Return all the data, word for word.

(Data extracted from a collection)
--- BEGIN ---

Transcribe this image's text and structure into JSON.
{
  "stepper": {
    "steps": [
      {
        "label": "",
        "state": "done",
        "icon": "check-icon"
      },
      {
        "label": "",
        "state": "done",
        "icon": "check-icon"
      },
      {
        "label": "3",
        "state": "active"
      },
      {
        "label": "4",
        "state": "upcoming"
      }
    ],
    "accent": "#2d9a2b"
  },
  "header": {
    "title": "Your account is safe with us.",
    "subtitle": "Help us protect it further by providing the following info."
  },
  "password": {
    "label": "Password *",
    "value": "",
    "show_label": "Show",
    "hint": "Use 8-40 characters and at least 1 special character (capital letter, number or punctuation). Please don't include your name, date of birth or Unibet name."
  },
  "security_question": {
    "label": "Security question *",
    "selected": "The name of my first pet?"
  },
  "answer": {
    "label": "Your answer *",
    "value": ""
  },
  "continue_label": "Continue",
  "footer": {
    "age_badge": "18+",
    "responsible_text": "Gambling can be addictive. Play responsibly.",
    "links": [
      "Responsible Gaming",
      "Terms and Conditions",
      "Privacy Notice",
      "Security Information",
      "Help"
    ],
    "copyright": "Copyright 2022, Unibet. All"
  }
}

--- END ---

Solved problem:
Transcribe this image's text and structure into JSON.
{
  "stepper": {
    "steps": [
      {
        "label": "",
        "state": "done",
        "icon": "check-icon"
      },
      {
        "label": "",
        "state": "done",
        "icon": "check-icon"
      },
      {
        "label": "3",
        "state": "active"
      },
      {
        "label": "4",
        "state": "upcoming"
      }
    ],
    "accent": "#2d9a2b"
  },
  "header": {
    "title": "Your account is safe with us.",
    "subtitle": "Help us protect it further by providing the following info."
  },
  "password": {
    "label": "Password *",
    "value": "",
    "show_label": "Show",
    "hint": "Use 8-40 characters and at least 1 special character (capital letter, number or punctuation). Please don't include your name, date of birth or Unibet name."
  },
  "security_question": {
    "label": "Security question *",
    "selected": "The name of my first pet?"
  },
  "answer": {
    "label": "Your answer *",
    "value": ""
  },
  "continue_label": "Continue",
  "footer": {
    "age_badge": "18+",
    "responsible_text": "Gambling can be addictive. Play responsibly.",
    "links": [
      "Responsible Gaming",
      "Terms and Conditions",
      "Privacy Notice",
      "Security Information",
      "Help"
    ],
    "copyright": "Copyright 2022, Unibet. All"
  }
}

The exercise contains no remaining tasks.